» **Set task**
Reproduce all entries precisely as they are written.
======== Records provided
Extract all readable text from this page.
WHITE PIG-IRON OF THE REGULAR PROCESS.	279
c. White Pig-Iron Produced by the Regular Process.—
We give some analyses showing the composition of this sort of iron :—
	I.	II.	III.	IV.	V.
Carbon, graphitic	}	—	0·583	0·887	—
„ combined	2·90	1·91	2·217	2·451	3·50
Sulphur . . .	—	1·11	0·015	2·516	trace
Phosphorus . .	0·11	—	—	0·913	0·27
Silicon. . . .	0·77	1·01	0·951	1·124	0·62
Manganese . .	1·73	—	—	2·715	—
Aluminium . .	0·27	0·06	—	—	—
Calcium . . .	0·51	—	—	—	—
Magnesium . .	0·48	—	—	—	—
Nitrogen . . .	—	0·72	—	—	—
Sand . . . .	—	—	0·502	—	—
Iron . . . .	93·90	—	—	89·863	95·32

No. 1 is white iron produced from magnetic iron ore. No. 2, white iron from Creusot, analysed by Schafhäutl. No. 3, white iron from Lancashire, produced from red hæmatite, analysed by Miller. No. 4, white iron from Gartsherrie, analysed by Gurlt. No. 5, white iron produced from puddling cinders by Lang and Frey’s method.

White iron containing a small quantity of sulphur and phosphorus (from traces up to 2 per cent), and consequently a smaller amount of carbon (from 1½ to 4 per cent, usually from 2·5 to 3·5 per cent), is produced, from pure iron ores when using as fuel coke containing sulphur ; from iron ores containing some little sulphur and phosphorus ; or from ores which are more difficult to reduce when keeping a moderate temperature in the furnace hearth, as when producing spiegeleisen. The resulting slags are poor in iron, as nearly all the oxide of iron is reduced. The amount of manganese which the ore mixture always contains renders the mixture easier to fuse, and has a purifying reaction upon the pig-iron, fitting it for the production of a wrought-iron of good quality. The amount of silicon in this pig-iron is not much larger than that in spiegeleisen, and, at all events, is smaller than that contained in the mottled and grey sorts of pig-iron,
================
» **Finished exercise**
Extract all readable text from this page.
WHITE PIG-IRON OF THE REGULAR PROCESS.	279
c. White Pig-Iron Produced by the Regular Process.—
We give some analyses showing the composition of this sort of iron :—
	I.	II.	III.	IV.	V.
Carbon, graphitic	}	—	0·583	0·887	—
„ combined	2·90	1·91	2·217	2·451	3·50
Sulphur . . .	—	1·11	0·015	2·516	trace
Phosphorus . .	0·11	—	—	0·913	0·27
Silicon. . . .	0·77	1·01	0·951	1·124	0·62
Manganese . .	1·73	—	—	2·715	—
Aluminium . .	0·27	0·06	—	—	—
Calcium . . .	0·51	—	—	—	—
Magnesium . .	0·48	—	—	—	—
Nitrogen . . .	—	0·72	—	—	—
Sand . . . .	—	—	0·502	—	—
Iron . . . .	93·90	—	—	89·863	95·32

No. 1 is white iron produced from magnetic iron ore. No. 2, white iron from Creusot, analysed by Schafhäutl. No. 3, white iron from Lancashire, produced from red hæmatite, analysed by Miller. No. 4, white iron from Gartsherrie, analysed by Gurlt. No. 5, white iron produced from puddling cinders by Lang and Frey’s method.

White iron containing a small quantity of sulphur and phosphorus (from traces up to 2 per cent), and consequently a smaller amount of carbon (from 1½ to 4 per cent, usually from 2·5 to 3·5 per cent), is produced, from pure iron ores when using as fuel coke containing sulphur ; from iron ores containing some little sulphur and phosphorus ; or from ores which are more difficult to reduce when keeping a moderate temperature in the furnace hearth, as when producing spiegeleisen. The resulting slags are poor in iron, as nearly all the oxide of iron is reduced. The amount of manganese which the ore mixture always contains renders the mixture easier to fuse, and has a purifying reaction upon the pig-iron, fitting it for the production of a wrought-iron of good quality. The amount of silicon in this pig-iron is not much larger than that in spiegeleisen, and, at all events, is smaller than that contained in the mottled and grey sorts of pig-iron,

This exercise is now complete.